Records contained in a dataset
★ ★ ★

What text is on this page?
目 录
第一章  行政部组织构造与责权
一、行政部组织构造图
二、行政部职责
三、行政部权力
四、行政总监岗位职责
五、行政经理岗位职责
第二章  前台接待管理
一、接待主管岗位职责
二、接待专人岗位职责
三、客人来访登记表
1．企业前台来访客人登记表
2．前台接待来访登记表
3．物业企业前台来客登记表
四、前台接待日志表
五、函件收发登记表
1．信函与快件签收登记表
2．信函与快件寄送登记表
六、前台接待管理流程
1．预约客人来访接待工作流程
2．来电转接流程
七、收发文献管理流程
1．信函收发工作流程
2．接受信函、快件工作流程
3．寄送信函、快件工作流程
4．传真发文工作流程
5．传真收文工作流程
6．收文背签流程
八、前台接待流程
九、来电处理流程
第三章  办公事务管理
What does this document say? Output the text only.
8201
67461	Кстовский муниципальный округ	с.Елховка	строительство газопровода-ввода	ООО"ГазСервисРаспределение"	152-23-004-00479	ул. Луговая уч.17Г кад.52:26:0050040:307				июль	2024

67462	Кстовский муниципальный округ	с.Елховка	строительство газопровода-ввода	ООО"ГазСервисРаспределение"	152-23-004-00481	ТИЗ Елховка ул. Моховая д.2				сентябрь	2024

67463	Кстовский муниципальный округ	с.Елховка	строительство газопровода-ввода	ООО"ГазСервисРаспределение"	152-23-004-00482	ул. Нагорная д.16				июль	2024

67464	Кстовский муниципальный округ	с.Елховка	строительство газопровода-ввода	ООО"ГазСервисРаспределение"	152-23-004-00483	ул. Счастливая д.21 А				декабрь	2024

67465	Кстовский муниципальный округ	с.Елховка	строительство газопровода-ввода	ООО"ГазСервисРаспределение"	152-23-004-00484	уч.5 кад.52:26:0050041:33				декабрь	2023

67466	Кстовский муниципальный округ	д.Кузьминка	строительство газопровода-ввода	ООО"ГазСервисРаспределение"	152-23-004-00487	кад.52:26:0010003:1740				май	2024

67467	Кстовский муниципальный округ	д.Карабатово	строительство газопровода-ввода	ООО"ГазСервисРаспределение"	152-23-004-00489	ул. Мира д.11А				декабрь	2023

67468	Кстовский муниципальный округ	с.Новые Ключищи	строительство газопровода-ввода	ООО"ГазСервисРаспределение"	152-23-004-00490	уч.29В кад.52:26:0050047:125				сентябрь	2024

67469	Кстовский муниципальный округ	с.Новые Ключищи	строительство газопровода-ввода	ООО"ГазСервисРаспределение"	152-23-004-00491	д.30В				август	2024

★ ★ ★

(Work to complete): Reproduce the listing above exactly from the line containing "What does this" through its last line, with both of those lines included.

(Final result):
What does this document say? Output the text only.
8201
67461	Кстовский муниципальный округ	с.Елховка	строительство газопровода-ввода	ООО"ГазСервисРаспределение"	152-23-004-00479	ул. Луговая уч.17Г кад.52:26:0050040:307				июль	2024

67462	Кстовский муниципальный округ	с.Елховка	строительство газопровода-ввода	ООО"ГазСервисРаспределение"	152-23-004-00481	ТИЗ Елховка ул. Моховая д.2				сентябрь	2024

67463	Кстовский муниципальный округ	с.Елховка	строительство газопровода-ввода	ООО"ГазСервисРаспределение"	152-23-004-00482	ул. Нагорная д.16				июль	2024

67464	Кстовский муниципальный округ	с.Елховка	строительство газопровода-ввода	ООО"ГазСервисРаспределение"	152-23-004-00483	ул. Счастливая д.21 А				декабрь	2024

67465	Кстовский муниципальный округ	с.Елховка	строительство газопровода-ввода	ООО"ГазСервисРаспределение"	152-23-004-00484	уч.5 кад.52:26:0050041:33				декабрь	2023

67466	Кстовский муниципальный округ	д.Кузьминка	строительство газопровода-ввода	ООО"ГазСервисРаспределение"	152-23-004-00487	кад.52:26:0010003:1740				май	2024

67467	Кстовский муниципальный округ	д.Карабатово	строительство газопровода-ввода	ООО"ГазСервисРаспределение"	152-23-004-00489	ул. Мира д.11А				декабрь	2023

67468	Кстовский муниципальный округ	с.Новые Ключищи	строительство газопровода-ввода	ООО"ГазСервисРаспределение"	152-23-004-00490	уч.29В кад.52:26:0050047:125				сентябрь	2024

67469	Кстовский муниципальный округ	с.Новые Ключищи	строительство газопровода-ввода	ООО"ГазСервисРаспределение"	152-23-004-00491	д.30В				август	2024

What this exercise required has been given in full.